■ REQUEST: Search the data below for "White"; list each line that holds it.
** start **
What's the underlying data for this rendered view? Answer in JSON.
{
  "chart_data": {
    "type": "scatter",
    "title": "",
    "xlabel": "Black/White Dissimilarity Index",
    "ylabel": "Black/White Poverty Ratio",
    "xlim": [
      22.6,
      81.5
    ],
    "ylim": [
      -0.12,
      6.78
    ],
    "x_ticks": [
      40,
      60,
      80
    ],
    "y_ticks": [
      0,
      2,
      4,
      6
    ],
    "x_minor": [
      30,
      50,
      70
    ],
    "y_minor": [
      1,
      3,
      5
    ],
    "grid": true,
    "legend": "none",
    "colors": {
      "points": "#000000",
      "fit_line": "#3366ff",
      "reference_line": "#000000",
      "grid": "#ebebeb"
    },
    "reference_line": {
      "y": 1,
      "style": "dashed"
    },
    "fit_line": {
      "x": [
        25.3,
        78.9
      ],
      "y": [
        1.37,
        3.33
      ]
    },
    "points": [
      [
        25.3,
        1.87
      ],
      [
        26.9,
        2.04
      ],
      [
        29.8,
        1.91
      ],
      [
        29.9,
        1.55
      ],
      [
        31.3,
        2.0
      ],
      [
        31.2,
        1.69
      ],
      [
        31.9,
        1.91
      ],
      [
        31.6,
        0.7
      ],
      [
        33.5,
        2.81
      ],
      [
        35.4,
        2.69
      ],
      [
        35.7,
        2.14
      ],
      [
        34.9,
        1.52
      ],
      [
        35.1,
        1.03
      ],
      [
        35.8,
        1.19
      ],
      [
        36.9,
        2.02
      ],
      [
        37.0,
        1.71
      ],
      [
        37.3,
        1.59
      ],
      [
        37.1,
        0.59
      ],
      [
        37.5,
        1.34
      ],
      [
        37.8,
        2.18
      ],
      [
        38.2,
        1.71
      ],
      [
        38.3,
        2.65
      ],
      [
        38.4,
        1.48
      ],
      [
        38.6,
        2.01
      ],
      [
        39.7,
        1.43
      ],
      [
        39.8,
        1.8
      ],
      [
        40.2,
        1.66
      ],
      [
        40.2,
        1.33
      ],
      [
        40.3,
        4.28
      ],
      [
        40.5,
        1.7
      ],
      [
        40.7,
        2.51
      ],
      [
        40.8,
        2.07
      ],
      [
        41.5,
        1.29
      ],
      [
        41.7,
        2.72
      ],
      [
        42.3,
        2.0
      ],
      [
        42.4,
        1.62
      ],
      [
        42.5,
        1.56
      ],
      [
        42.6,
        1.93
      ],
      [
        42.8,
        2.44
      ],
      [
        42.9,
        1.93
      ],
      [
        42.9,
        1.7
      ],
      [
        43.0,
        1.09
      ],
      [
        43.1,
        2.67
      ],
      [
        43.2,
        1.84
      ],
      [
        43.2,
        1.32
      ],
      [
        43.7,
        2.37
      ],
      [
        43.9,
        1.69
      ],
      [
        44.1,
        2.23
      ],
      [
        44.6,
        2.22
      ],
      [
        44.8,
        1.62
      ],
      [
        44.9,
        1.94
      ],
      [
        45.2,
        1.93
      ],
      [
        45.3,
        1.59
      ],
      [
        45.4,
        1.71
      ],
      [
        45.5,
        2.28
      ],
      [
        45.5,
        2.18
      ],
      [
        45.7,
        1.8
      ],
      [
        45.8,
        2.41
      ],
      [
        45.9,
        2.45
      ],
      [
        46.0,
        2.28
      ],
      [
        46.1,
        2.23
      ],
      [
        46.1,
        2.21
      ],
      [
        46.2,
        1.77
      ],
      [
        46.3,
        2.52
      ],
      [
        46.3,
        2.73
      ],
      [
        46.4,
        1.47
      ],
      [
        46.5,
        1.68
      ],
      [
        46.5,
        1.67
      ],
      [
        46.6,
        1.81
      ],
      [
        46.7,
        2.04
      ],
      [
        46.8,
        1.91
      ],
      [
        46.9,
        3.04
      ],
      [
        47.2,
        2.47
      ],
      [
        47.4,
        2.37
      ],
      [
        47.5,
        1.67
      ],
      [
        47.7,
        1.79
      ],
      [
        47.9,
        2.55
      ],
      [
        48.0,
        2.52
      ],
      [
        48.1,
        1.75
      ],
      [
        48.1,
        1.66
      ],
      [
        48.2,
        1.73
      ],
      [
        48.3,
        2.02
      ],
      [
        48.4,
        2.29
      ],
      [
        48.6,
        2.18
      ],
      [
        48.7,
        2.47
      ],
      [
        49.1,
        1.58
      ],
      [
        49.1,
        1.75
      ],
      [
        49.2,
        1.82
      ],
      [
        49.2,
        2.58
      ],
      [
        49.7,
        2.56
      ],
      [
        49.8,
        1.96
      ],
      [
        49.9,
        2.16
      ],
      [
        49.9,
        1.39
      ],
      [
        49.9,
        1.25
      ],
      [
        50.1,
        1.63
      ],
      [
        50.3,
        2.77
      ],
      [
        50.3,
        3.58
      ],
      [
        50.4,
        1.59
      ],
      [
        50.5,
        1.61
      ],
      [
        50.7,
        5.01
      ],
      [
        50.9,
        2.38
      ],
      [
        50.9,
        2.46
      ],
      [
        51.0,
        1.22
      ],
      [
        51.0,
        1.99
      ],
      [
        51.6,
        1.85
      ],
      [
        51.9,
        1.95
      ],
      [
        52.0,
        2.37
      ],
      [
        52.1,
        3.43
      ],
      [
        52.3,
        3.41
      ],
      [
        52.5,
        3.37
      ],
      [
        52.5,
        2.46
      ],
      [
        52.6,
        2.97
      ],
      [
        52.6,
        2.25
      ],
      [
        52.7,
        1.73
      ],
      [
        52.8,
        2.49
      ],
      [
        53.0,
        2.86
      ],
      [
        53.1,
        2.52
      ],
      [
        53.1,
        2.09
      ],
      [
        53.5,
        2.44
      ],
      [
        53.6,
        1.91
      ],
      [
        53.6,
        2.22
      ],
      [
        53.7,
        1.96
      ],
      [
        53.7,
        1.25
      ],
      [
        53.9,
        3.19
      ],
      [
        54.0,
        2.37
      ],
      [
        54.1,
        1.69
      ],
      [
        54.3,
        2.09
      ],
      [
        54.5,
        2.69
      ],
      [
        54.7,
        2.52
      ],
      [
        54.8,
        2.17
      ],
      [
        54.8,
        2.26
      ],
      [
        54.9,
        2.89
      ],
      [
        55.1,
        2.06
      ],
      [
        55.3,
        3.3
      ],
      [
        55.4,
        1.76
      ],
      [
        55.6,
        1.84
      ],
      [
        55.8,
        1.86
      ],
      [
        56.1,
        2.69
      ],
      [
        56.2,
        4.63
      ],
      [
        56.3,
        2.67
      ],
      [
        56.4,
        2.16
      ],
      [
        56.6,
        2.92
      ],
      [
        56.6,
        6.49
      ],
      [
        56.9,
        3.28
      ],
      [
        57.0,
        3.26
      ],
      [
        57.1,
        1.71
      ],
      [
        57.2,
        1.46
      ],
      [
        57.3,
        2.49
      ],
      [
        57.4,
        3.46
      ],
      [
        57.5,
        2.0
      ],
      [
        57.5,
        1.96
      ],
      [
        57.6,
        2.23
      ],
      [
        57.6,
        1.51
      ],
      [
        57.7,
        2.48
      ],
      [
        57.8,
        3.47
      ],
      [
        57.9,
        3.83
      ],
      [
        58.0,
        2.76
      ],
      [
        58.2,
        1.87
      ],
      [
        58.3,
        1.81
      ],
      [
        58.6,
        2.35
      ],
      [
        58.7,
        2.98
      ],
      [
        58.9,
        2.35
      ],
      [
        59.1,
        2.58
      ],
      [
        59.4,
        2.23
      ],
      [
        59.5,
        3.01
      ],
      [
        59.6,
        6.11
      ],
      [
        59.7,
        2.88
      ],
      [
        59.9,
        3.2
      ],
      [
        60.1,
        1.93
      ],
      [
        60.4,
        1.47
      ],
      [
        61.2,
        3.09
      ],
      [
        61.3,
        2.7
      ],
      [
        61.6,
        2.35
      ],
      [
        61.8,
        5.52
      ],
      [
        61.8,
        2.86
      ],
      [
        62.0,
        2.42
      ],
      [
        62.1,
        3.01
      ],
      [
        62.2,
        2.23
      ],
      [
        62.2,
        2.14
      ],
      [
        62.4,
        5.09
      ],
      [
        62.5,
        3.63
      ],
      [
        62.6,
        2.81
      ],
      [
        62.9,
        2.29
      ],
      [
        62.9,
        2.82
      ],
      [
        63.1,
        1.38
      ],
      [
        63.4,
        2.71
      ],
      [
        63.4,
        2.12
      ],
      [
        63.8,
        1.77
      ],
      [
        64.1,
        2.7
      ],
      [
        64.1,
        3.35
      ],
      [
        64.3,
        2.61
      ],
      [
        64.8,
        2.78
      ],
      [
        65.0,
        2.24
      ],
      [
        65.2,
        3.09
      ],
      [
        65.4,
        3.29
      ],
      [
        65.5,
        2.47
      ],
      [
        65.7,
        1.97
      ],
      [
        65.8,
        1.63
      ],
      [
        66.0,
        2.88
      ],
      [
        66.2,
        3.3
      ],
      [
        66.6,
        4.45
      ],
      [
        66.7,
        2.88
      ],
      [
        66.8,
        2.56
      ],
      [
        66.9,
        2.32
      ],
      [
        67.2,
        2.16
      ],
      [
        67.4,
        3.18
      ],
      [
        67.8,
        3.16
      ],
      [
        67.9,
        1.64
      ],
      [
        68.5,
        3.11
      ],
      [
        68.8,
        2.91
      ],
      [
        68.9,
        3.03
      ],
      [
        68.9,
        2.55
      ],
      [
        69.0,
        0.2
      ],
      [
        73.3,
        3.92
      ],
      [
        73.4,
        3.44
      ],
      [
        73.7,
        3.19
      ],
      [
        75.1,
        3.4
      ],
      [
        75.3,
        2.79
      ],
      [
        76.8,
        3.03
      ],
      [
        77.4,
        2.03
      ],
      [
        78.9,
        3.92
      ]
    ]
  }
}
** end **
■ SOLUTION TO THE PROBLEM:
    "xlabel": "Black/White Dissimilarity Index",
    "ylabel": "Black/White Poverty Ratio",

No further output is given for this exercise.